[WRITTEN PROBLEM]:
Report the number of lines that hold the string "total". Leave out any other text.

[DATASET RECORDS]:
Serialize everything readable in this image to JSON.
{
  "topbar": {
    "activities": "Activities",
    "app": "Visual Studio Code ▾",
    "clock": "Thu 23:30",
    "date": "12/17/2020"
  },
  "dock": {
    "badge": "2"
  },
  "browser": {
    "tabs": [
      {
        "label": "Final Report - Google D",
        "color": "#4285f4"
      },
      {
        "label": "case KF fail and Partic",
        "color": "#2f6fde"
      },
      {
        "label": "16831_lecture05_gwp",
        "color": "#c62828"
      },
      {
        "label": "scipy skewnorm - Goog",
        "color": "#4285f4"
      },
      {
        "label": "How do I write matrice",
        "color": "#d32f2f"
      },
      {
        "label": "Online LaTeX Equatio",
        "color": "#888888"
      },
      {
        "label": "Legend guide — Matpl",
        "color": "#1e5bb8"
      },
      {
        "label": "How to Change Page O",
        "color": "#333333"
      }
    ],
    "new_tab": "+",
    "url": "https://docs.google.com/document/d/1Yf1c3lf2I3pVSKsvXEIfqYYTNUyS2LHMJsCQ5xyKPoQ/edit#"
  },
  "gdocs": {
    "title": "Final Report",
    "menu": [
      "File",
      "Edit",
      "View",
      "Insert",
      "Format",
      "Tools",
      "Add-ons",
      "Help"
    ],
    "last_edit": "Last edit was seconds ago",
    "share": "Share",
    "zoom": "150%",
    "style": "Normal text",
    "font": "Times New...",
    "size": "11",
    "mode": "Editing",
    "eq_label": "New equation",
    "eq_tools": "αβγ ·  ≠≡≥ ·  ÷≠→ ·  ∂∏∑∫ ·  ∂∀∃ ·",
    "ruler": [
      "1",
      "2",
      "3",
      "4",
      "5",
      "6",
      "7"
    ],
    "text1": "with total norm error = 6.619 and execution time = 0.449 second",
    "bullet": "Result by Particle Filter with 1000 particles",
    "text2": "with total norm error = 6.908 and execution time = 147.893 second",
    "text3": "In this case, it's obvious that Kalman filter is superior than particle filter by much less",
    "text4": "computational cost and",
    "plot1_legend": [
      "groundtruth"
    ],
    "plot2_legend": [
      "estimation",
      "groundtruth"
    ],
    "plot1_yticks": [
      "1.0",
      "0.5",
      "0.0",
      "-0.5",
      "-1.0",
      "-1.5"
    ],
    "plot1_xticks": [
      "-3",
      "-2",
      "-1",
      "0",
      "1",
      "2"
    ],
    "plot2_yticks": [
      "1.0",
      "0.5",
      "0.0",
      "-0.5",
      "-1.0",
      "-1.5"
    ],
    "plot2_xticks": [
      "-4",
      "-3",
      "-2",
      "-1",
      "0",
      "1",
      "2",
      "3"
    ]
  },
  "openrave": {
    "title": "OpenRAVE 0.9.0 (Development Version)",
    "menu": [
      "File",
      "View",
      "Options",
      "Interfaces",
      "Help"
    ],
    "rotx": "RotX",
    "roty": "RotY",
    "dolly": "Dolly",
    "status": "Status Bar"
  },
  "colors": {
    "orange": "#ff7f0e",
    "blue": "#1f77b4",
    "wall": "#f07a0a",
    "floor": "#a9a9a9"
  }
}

[FINAL ANSWER]:
2